What you have to do:
Scan the lines below for the string "legend" and copy every one that has it.

Task inputs:
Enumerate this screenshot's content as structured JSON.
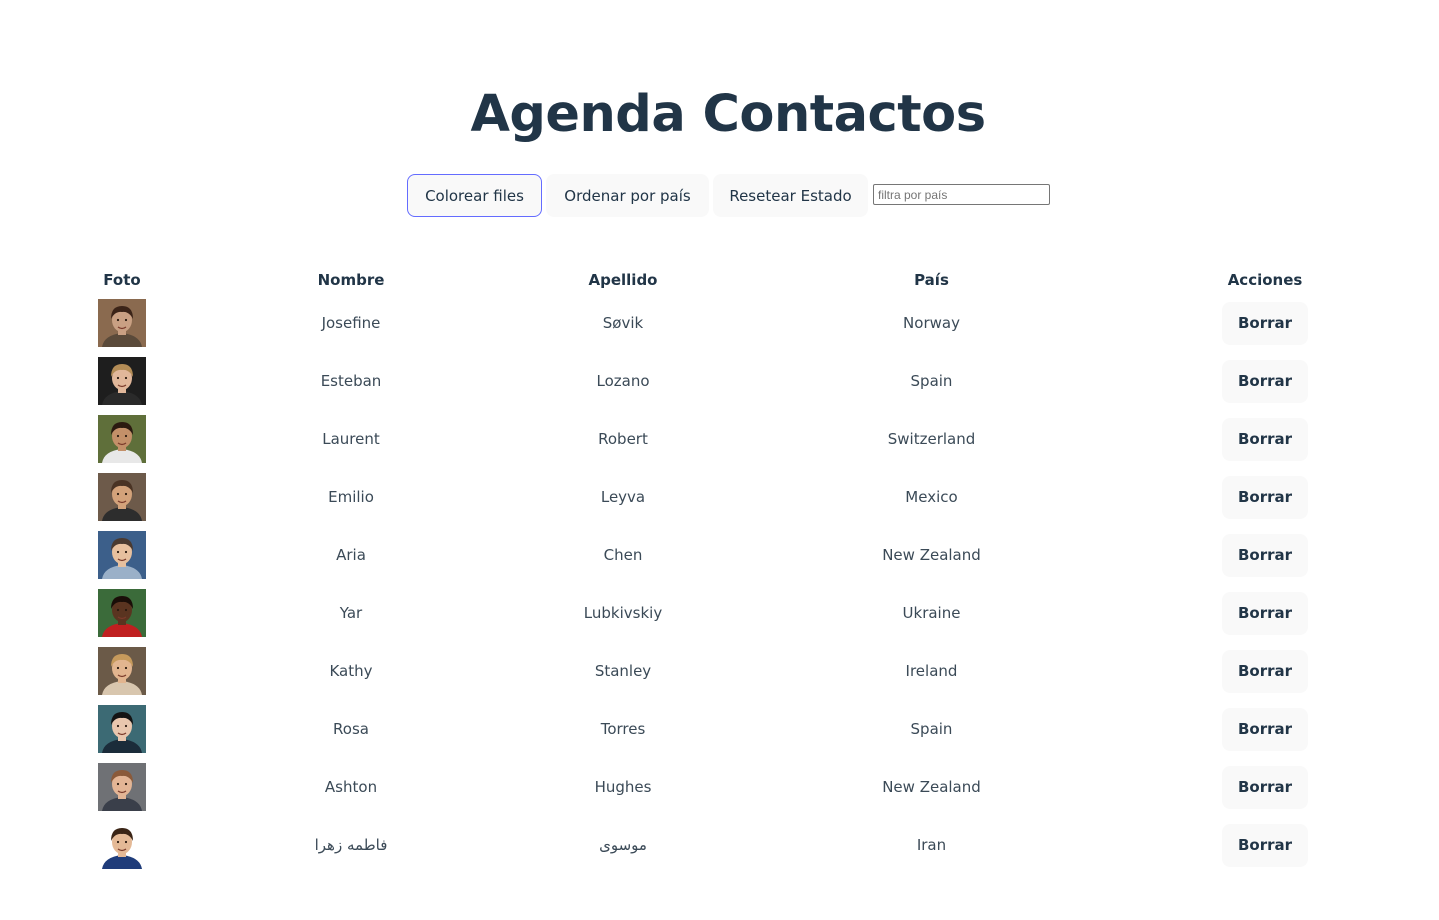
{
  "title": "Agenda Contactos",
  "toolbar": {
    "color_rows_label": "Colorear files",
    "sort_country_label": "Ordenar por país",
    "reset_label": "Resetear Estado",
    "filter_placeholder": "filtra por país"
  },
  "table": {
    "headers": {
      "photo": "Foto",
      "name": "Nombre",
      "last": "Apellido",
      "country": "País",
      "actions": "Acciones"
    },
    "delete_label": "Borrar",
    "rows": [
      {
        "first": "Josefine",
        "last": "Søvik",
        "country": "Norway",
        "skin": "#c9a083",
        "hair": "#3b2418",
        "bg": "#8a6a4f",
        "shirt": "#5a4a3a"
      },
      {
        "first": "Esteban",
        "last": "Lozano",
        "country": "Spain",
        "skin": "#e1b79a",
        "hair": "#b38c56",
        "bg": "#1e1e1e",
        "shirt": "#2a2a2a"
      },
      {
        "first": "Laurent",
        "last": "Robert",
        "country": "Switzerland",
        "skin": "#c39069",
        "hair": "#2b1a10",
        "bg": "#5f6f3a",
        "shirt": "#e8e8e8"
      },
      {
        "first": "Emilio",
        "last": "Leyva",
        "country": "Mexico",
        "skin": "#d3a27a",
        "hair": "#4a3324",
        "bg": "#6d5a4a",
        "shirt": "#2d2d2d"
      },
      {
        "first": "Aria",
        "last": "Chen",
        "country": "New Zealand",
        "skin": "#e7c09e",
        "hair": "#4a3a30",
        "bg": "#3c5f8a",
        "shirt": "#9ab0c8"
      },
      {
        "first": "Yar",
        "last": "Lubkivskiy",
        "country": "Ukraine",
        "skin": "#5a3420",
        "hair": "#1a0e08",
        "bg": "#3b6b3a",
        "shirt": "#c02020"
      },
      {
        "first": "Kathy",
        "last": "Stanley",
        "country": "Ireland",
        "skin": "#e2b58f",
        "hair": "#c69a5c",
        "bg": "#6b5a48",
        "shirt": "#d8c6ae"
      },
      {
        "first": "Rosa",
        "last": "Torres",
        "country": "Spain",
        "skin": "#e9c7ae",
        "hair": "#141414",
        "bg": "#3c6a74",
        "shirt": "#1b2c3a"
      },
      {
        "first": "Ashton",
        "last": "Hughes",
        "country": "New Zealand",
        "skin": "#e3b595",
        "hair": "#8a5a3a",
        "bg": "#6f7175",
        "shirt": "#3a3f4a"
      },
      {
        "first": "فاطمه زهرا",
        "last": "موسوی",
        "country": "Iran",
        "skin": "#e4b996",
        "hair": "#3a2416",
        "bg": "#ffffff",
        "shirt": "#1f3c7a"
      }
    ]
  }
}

---

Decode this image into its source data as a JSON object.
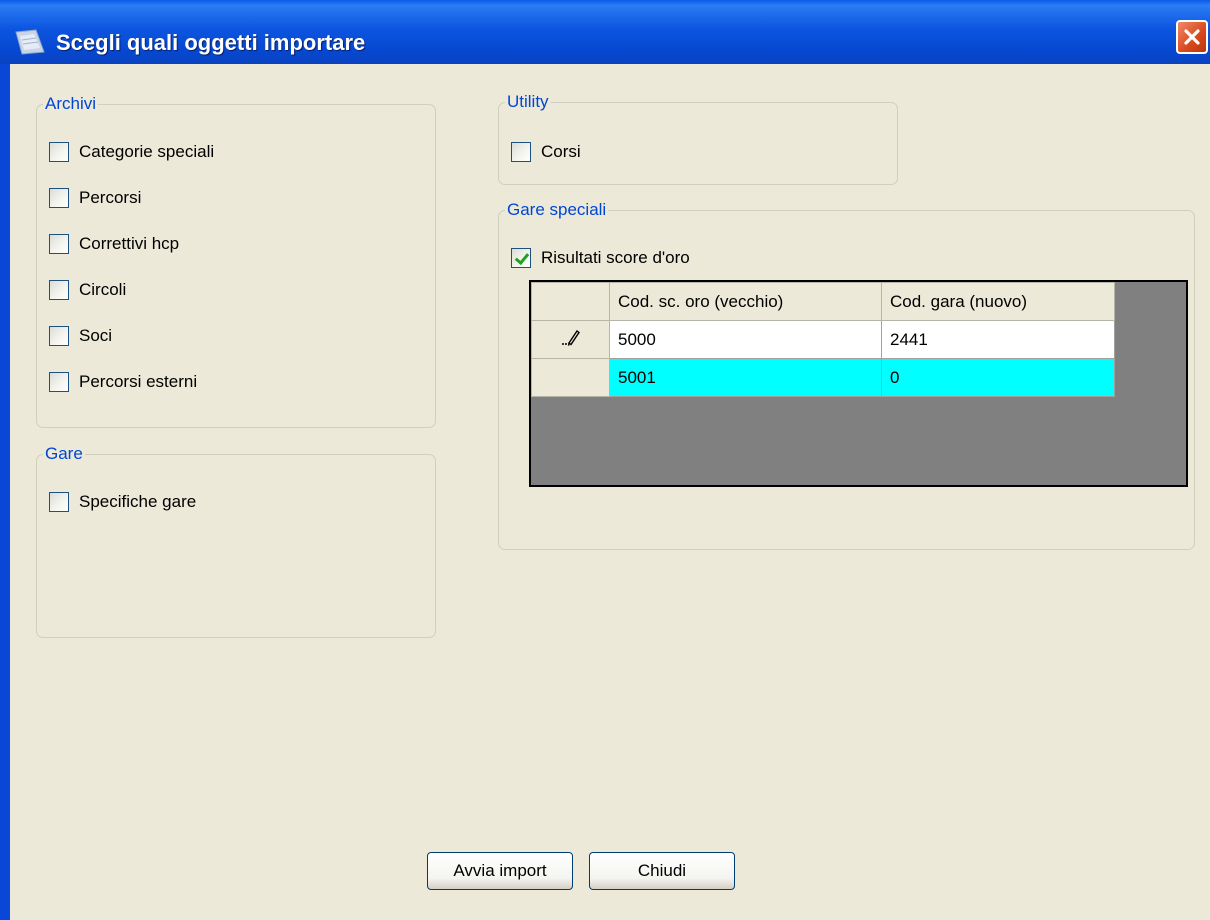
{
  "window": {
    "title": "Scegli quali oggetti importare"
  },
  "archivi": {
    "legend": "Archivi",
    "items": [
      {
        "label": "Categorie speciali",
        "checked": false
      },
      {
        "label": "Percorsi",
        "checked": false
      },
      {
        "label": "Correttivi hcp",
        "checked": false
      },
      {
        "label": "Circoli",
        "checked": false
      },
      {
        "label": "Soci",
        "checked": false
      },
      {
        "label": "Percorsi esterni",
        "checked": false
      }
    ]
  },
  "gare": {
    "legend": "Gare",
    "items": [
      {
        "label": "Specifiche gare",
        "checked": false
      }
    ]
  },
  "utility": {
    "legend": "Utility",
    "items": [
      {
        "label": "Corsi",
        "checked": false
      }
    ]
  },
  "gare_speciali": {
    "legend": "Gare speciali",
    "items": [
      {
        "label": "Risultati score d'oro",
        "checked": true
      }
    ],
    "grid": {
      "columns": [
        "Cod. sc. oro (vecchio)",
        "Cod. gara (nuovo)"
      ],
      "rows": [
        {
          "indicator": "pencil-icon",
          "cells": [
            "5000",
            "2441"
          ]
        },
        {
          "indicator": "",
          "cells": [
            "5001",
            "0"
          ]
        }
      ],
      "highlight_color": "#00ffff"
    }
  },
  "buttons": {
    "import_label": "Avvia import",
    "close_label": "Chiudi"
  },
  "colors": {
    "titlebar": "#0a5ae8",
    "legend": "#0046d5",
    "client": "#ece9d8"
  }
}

Exercise output:
    "legend": "Archivi",
    "legend": "Gare",
    "legend": "Utility",
    "legend": "Gare speciali",
    "legend": "#0046d5",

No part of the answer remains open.